Task instructions —
Select every line below containing the word "Dispositivos".

----- Dataset extract

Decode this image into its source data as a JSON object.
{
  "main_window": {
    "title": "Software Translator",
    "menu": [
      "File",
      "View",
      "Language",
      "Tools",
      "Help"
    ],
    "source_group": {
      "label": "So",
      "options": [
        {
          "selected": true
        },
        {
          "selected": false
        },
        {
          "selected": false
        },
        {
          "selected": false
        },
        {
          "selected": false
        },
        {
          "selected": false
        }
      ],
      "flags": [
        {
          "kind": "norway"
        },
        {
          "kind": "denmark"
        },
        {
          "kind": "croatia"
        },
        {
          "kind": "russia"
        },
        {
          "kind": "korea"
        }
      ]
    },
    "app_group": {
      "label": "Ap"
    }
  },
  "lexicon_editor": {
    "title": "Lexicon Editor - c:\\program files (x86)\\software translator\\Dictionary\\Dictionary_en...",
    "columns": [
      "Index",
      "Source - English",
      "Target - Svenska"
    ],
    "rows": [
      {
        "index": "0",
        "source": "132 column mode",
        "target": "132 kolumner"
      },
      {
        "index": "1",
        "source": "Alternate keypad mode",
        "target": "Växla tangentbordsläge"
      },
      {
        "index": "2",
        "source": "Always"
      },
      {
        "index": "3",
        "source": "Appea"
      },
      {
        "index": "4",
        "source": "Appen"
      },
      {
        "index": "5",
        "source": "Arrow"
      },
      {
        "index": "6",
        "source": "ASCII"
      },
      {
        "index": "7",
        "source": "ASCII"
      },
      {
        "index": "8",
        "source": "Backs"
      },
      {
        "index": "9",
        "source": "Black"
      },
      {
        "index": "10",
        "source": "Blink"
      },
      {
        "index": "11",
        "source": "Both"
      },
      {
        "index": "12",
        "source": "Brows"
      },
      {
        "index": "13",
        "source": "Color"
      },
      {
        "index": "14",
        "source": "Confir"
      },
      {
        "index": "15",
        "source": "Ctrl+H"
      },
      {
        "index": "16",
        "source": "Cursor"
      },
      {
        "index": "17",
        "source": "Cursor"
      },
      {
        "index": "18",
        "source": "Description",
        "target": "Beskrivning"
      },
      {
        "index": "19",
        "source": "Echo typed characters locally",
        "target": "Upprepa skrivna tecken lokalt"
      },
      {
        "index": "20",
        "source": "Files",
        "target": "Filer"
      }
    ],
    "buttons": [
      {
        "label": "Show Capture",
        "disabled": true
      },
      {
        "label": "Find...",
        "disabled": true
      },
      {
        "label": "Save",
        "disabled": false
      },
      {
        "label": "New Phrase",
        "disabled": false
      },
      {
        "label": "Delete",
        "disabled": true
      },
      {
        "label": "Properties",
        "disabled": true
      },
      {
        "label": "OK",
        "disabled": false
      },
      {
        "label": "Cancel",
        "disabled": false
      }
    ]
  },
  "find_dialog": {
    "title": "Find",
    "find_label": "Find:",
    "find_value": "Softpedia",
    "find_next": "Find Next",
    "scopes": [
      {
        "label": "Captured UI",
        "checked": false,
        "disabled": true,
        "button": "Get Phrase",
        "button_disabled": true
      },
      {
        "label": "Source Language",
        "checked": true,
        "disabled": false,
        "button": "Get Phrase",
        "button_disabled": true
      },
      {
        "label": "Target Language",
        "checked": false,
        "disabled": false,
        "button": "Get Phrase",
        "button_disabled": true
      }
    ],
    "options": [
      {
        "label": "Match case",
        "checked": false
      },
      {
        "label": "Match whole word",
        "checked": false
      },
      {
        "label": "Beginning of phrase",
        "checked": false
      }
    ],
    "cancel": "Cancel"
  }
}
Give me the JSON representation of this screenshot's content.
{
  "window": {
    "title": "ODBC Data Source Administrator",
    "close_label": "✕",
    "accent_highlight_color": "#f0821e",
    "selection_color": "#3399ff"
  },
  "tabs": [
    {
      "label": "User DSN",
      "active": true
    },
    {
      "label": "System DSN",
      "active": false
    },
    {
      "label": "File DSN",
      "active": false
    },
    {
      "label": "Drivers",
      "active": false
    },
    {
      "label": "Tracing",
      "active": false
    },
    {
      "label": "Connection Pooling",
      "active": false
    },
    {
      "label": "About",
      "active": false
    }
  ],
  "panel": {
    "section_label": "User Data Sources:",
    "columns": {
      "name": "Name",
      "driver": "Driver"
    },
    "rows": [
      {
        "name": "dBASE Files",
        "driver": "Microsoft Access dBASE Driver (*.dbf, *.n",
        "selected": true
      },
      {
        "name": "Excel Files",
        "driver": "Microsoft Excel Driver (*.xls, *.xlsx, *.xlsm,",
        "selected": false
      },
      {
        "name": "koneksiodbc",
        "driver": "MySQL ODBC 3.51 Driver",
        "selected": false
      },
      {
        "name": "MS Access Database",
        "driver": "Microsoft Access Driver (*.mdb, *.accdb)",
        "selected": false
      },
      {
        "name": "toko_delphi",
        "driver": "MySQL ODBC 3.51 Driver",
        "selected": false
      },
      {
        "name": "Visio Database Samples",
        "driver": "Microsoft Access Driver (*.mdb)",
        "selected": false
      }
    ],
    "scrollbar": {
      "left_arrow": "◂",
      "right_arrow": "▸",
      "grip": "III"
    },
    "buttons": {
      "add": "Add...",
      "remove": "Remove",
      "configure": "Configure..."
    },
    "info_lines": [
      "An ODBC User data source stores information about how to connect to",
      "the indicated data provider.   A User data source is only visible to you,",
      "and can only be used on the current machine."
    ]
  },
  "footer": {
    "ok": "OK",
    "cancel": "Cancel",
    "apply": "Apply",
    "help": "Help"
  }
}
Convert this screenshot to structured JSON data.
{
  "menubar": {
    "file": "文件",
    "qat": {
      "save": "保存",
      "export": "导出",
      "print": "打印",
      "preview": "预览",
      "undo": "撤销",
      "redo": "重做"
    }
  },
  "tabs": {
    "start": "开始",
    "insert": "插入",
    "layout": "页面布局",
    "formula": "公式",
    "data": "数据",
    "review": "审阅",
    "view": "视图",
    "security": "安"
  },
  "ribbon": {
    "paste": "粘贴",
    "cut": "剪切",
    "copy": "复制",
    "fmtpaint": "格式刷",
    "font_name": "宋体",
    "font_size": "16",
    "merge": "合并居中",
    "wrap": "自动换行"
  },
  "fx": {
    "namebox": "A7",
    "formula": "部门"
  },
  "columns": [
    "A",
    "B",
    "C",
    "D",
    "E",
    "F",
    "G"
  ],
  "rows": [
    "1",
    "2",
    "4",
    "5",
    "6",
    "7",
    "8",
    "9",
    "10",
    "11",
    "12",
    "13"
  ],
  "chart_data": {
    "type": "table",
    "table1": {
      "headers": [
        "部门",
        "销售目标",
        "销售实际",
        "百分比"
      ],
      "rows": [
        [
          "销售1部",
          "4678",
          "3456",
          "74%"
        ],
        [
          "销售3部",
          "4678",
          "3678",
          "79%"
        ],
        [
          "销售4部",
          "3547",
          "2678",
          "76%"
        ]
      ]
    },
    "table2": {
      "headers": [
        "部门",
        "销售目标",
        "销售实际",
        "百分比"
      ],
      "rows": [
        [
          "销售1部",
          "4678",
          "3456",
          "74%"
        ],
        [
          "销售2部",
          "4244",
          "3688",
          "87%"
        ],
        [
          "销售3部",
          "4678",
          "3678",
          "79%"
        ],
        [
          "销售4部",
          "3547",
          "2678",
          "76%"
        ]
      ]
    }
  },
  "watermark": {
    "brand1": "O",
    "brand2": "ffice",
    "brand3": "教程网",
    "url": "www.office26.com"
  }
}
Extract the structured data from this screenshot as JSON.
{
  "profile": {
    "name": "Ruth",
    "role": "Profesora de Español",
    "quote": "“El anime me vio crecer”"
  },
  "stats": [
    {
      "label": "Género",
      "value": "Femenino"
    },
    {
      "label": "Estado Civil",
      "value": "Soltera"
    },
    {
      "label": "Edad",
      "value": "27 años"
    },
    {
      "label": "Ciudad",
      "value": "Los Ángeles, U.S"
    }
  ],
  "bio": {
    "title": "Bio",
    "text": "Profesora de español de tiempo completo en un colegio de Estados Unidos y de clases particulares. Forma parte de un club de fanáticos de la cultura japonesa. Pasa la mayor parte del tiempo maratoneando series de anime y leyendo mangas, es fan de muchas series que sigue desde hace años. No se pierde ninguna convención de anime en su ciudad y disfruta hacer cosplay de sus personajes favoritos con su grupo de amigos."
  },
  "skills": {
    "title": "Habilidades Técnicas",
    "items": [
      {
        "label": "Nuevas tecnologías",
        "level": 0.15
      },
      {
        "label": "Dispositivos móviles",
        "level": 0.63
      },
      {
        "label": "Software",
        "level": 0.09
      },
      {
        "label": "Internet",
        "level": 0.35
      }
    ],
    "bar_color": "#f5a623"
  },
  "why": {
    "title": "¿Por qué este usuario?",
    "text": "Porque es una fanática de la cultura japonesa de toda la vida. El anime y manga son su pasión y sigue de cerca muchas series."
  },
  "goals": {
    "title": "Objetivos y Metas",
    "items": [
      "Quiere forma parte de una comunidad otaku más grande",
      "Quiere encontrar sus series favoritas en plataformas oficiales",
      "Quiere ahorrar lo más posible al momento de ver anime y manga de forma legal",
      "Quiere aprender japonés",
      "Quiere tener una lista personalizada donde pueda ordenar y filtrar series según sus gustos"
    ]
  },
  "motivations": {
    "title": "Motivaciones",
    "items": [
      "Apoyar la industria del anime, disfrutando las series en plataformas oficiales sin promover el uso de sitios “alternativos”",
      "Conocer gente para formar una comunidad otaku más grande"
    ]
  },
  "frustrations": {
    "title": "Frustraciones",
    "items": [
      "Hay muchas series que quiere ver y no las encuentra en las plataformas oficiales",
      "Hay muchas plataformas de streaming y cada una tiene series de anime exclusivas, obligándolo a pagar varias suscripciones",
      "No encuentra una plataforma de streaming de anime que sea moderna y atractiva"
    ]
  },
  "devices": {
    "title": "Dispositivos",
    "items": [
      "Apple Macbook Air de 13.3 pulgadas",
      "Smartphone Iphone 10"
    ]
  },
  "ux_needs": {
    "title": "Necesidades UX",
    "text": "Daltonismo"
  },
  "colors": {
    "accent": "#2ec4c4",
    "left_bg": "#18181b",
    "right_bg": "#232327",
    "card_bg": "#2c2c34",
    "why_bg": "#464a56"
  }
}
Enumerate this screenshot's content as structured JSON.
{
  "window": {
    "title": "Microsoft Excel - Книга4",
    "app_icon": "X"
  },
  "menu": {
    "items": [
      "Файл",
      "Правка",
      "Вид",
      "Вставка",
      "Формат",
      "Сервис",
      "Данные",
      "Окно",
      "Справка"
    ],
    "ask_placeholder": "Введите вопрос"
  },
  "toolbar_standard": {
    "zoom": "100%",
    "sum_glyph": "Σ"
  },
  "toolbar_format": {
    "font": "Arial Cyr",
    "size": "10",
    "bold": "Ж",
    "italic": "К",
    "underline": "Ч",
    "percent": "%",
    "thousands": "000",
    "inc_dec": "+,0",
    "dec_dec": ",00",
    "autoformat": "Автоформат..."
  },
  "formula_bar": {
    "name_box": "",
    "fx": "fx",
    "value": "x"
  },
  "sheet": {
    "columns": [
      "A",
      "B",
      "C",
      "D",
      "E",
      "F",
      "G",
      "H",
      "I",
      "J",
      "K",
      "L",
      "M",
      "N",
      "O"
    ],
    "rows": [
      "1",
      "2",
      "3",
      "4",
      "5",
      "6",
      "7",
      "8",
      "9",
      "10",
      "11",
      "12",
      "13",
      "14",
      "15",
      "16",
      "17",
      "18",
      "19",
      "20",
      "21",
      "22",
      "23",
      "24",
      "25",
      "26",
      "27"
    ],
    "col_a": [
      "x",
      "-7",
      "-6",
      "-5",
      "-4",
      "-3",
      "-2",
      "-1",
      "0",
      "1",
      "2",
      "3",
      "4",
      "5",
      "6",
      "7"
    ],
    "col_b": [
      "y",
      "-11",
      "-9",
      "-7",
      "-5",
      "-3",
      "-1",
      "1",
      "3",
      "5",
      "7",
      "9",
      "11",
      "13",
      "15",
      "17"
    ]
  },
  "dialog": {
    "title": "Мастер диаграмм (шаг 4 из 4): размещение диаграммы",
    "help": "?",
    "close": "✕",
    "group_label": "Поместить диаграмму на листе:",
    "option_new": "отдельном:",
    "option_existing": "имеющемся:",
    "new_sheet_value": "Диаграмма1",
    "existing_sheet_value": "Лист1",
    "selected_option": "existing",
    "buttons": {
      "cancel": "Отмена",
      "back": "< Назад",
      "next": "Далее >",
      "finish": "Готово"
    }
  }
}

----------

Reply to the exercise —
        "label": "Dispositivos móviles",
    "title": "Dispositivos",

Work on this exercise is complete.